Signal Processing and Dynamical Systems on Weighted Lattices
Petros Maragos, Professor, National Technical University of Athens, Greece

Abstract: In this talk we will present a new unifying theoretical framework of nonlinear signal processing operators and dynamical systems that obey a superposition of a weighted max-min type and evolve on nonlinear spaces which we call complete weighted lattices. Special cases of such systems have found applications in morphological image analysis and vision scale-spaces, in control of discrete-event dynamical systems with minimax algebra, in speech recognition as weighted finite-state transducers, and in belief propagation on graphical models. Our theoretical approach establishes their representation in state and input-output spaces using monotone lattice operators, finds analytically their state and output responses using nonlinear convolutions of a weighted max-min type, studies their stability, and provides optimal solutions to solving max-min matrix equations. The talk will emphasize the main concepts and theoretical results in this broad field using weighted lattice algebra and will outline some application areas.
More information, related papers and current results can be found in http://cvsp.cs.ntua.gr .

Adaptive Sinusoidal Models and their applications in speech processing
Yannis Stylianou, Professor, University of Crete

Abstract:  Standard sinusoidal models have been shown to be successful in many applications in audio and speech processing. In this talk the passage from the standard non-adaptive and stationary sinusoidal models to the adaptive and non-stationary sinusoidal models will be presented in the context of speech analysis. Novel algorithms for the adaptive speech analysis will be presented and how they are related to the well known sinusoidal representation as well as to non-linear frequency estimators like the Newton-Gauss algorithm. Specific applications of the adaptive sinusoidal models in voice quality assessment will be presented as well their potential for well known speech technologies such as Automatic Speech Recognition, Text to Speech, will be discussed.

* * *

• [INSTRUCTIONS]:
1. Copy from the talk abstracts the passage that begins at the words "Adaptive Sinusoidal Models and" and stops after the words "will be discussed.".
2. In the talk abstracts, what name is given to the nonlinear spaces on which the weighted max-min systems evolve?
The lines that come after this point are separate material, apart from the talk abstracts.

• [COLLECTED MATERIAL]:
* * *

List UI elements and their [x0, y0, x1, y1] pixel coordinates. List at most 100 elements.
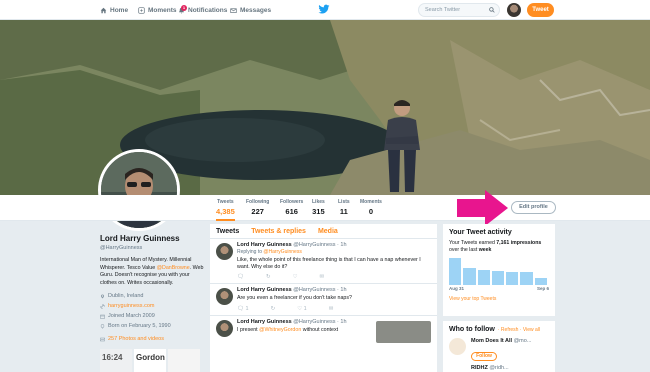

* * *

• [WRITTEN RESPONSES]:
1.
Adaptive Sinusoidal Models and their applications in speech processing
Yannis Stylianou, Professor, University of Crete

Abstract:  Standard sinusoidal models have been shown to be successful in many applications in audio and speech processing. In this talk the passage from the standard non-adaptive and stationary sinusoidal models to the adaptive and non-stationary sinusoidal models will be presented in the context of speech analysis. Novel algorithms for the adaptive speech analysis will be presented and how they are related to the well known sinusoidal representation as well as to non-linear frequency estimators like the Newton-Gauss algorithm. Specific applications of the adaptive sinusoidal models in voice quality assessment will be presented as well their potential for well known speech technologies such as Automatic Speech Recognition, Text to Speech, will be discussed.

2. They are called complete weighted lattices.